EXERCISE MATERIALS

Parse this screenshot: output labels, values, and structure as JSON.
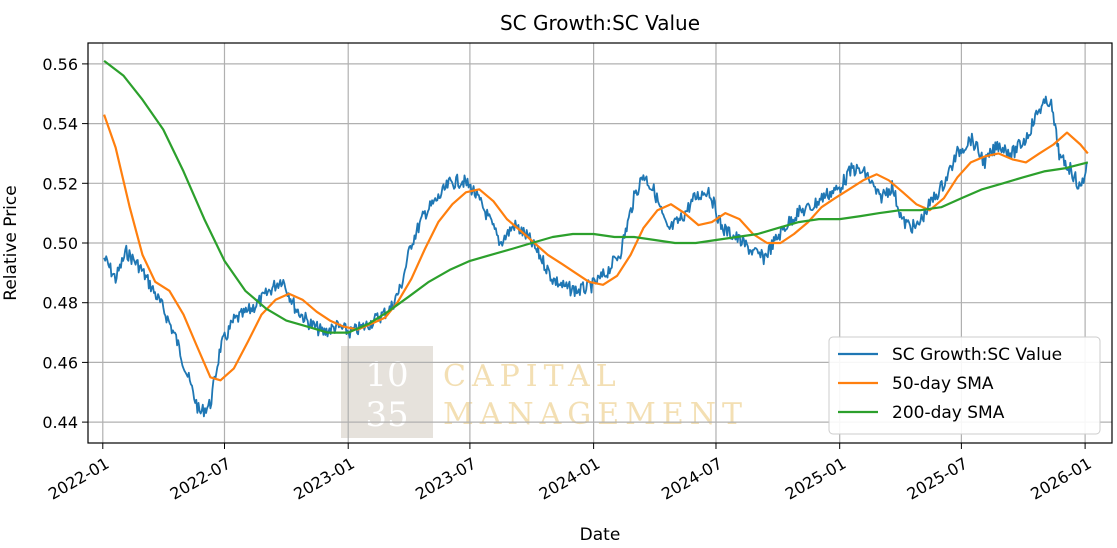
{
  "chart_data": {
    "type": "line",
    "title": "SC Growth:SC Value",
    "xlabel": "Date",
    "ylabel": "Relative Price",
    "xlim": [
      "2021-12-10",
      "2026-02-10"
    ],
    "ylim": [
      0.433,
      0.567
    ],
    "x_ticks": [
      "2022-01",
      "2022-07",
      "2023-01",
      "2023-07",
      "2024-01",
      "2024-07",
      "2025-01",
      "2025-07",
      "2026-01"
    ],
    "y_ticks": [
      "0.44",
      "0.46",
      "0.48",
      "0.50",
      "0.52",
      "0.54",
      "0.56"
    ],
    "y_tick_values": [
      0.44,
      0.46,
      0.48,
      0.5,
      0.52,
      0.54,
      0.56
    ],
    "grid": true,
    "legend_position": "lower-right",
    "colors": {
      "series1": "#1f77b4",
      "series2": "#ff7f0e",
      "series3": "#2ca02c"
    },
    "series": [
      {
        "name": "SC Growth:SC Value",
        "noisy": true,
        "x": [
          "2022-01-03",
          "2022-01-20",
          "2022-02-05",
          "2022-02-25",
          "2022-03-15",
          "2022-04-01",
          "2022-04-20",
          "2022-05-12",
          "2022-05-25",
          "2022-06-10",
          "2022-06-25",
          "2022-07-15",
          "2022-08-05",
          "2022-08-25",
          "2022-09-10",
          "2022-09-25",
          "2022-10-15",
          "2022-11-05",
          "2022-11-25",
          "2022-12-15",
          "2023-01-05",
          "2023-01-25",
          "2023-02-15",
          "2023-03-05",
          "2023-03-20",
          "2023-04-05",
          "2023-04-25",
          "2023-05-15",
          "2023-06-01",
          "2023-06-20",
          "2023-07-05",
          "2023-07-25",
          "2023-08-15",
          "2023-09-05",
          "2023-09-25",
          "2023-10-15",
          "2023-11-01",
          "2023-11-20",
          "2023-12-10",
          "2024-01-01",
          "2024-01-20",
          "2024-02-10",
          "2024-03-01",
          "2024-03-15",
          "2024-04-01",
          "2024-04-20",
          "2024-05-10",
          "2024-05-30",
          "2024-06-20",
          "2024-07-10",
          "2024-07-30",
          "2024-08-10",
          "2024-08-25",
          "2024-09-10",
          "2024-09-25",
          "2024-10-10",
          "2024-10-30",
          "2024-11-20",
          "2024-12-10",
          "2024-12-30",
          "2025-01-20",
          "2025-02-10",
          "2025-03-01",
          "2025-03-20",
          "2025-04-05",
          "2025-04-25",
          "2025-05-15",
          "2025-06-05",
          "2025-06-25",
          "2025-07-15",
          "2025-08-05",
          "2025-08-25",
          "2025-09-15",
          "2025-10-05",
          "2025-10-25",
          "2025-11-10",
          "2025-11-25",
          "2025-12-10",
          "2025-12-25",
          "2026-01-05"
        ],
        "y": [
          0.495,
          0.488,
          0.497,
          0.492,
          0.485,
          0.478,
          0.468,
          0.452,
          0.443,
          0.446,
          0.465,
          0.474,
          0.477,
          0.481,
          0.485,
          0.488,
          0.478,
          0.473,
          0.47,
          0.472,
          0.47,
          0.472,
          0.475,
          0.478,
          0.485,
          0.5,
          0.51,
          0.515,
          0.52,
          0.521,
          0.518,
          0.51,
          0.5,
          0.506,
          0.502,
          0.495,
          0.488,
          0.485,
          0.484,
          0.486,
          0.49,
          0.497,
          0.515,
          0.523,
          0.517,
          0.504,
          0.508,
          0.515,
          0.518,
          0.505,
          0.502,
          0.5,
          0.497,
          0.495,
          0.5,
          0.505,
          0.51,
          0.512,
          0.516,
          0.518,
          0.525,
          0.523,
          0.515,
          0.519,
          0.507,
          0.505,
          0.513,
          0.52,
          0.53,
          0.535,
          0.527,
          0.533,
          0.53,
          0.535,
          0.545,
          0.548,
          0.528,
          0.525,
          0.518,
          0.527
        ],
        "values_y": null
      },
      {
        "name": "50-day SMA",
        "noisy": false,
        "x": [
          "2022-01-03",
          "2022-01-20",
          "2022-02-10",
          "2022-03-01",
          "2022-03-20",
          "2022-04-10",
          "2022-05-01",
          "2022-05-20",
          "2022-06-10",
          "2022-06-25",
          "2022-07-15",
          "2022-08-05",
          "2022-08-25",
          "2022-09-15",
          "2022-10-05",
          "2022-10-25",
          "2022-11-15",
          "2022-12-05",
          "2022-12-25",
          "2023-01-15",
          "2023-02-05",
          "2023-02-25",
          "2023-03-15",
          "2023-04-05",
          "2023-04-25",
          "2023-05-15",
          "2023-06-05",
          "2023-06-25",
          "2023-07-15",
          "2023-08-05",
          "2023-08-25",
          "2023-09-15",
          "2023-10-05",
          "2023-10-25",
          "2023-11-15",
          "2023-12-05",
          "2023-12-25",
          "2024-01-15",
          "2024-02-05",
          "2024-02-25",
          "2024-03-15",
          "2024-04-05",
          "2024-04-25",
          "2024-05-15",
          "2024-06-05",
          "2024-06-25",
          "2024-07-15",
          "2024-08-05",
          "2024-08-25",
          "2024-09-15",
          "2024-10-05",
          "2024-10-25",
          "2024-11-15",
          "2024-12-05",
          "2024-12-25",
          "2025-01-15",
          "2025-02-05",
          "2025-02-25",
          "2025-03-15",
          "2025-04-05",
          "2025-04-25",
          "2025-05-15",
          "2025-06-05",
          "2025-06-25",
          "2025-07-15",
          "2025-08-05",
          "2025-08-25",
          "2025-09-15",
          "2025-10-05",
          "2025-10-25",
          "2025-11-15",
          "2025-12-05",
          "2025-12-25",
          "2026-01-05"
        ],
        "y": [
          0.543,
          0.532,
          0.512,
          0.496,
          0.487,
          0.484,
          0.476,
          0.466,
          0.455,
          0.454,
          0.458,
          0.467,
          0.476,
          0.481,
          0.483,
          0.481,
          0.477,
          0.474,
          0.472,
          0.471,
          0.473,
          0.475,
          0.48,
          0.488,
          0.498,
          0.507,
          0.513,
          0.517,
          0.518,
          0.514,
          0.508,
          0.504,
          0.5,
          0.496,
          0.493,
          0.49,
          0.487,
          0.486,
          0.489,
          0.496,
          0.505,
          0.511,
          0.513,
          0.51,
          0.506,
          0.507,
          0.51,
          0.508,
          0.503,
          0.5,
          0.5,
          0.503,
          0.507,
          0.512,
          0.515,
          0.518,
          0.521,
          0.523,
          0.521,
          0.517,
          0.513,
          0.511,
          0.515,
          0.522,
          0.527,
          0.529,
          0.53,
          0.528,
          0.527,
          0.53,
          0.533,
          0.537,
          0.533,
          0.53
        ],
        "values_y": null
      },
      {
        "name": "200-day SMA",
        "noisy": false,
        "x": [
          "2022-01-03",
          "2022-02-01",
          "2022-03-01",
          "2022-04-01",
          "2022-05-01",
          "2022-06-01",
          "2022-07-01",
          "2022-08-01",
          "2022-09-01",
          "2022-10-01",
          "2022-11-01",
          "2022-12-01",
          "2023-01-01",
          "2023-02-01",
          "2023-03-01",
          "2023-04-01",
          "2023-05-01",
          "2023-06-01",
          "2023-07-01",
          "2023-08-01",
          "2023-09-01",
          "2023-10-01",
          "2023-11-01",
          "2023-12-01",
          "2024-01-01",
          "2024-02-01",
          "2024-03-01",
          "2024-04-01",
          "2024-05-01",
          "2024-06-01",
          "2024-07-01",
          "2024-08-01",
          "2024-09-01",
          "2024-10-01",
          "2024-11-01",
          "2024-12-01",
          "2025-01-01",
          "2025-02-01",
          "2025-03-01",
          "2025-04-01",
          "2025-05-01",
          "2025-06-01",
          "2025-07-01",
          "2025-08-01",
          "2025-09-01",
          "2025-10-01",
          "2025-11-01",
          "2025-12-01",
          "2026-01-05"
        ],
        "y": [
          0.561,
          0.556,
          0.548,
          0.538,
          0.524,
          0.508,
          0.494,
          0.484,
          0.478,
          0.474,
          0.472,
          0.47,
          0.47,
          0.473,
          0.477,
          0.482,
          0.487,
          0.491,
          0.494,
          0.496,
          0.498,
          0.5,
          0.502,
          0.503,
          0.503,
          0.502,
          0.502,
          0.501,
          0.5,
          0.5,
          0.501,
          0.502,
          0.503,
          0.505,
          0.507,
          0.508,
          0.508,
          0.509,
          0.51,
          0.511,
          0.511,
          0.512,
          0.515,
          0.518,
          0.52,
          0.522,
          0.524,
          0.525,
          0.527
        ],
        "values_y": null
      }
    ]
  },
  "watermark": {
    "num_top": "10",
    "num_bottom": "35",
    "line1": "CAPITAL",
    "line2": "MANAGEMENT"
  }
}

PROBLEM DESCRIPTION
Gather all lines with the string "Growth" from the data.

WORKED ANSWER
    "title": "SC Growth:SC Value",
        "name": "SC Growth:SC Value",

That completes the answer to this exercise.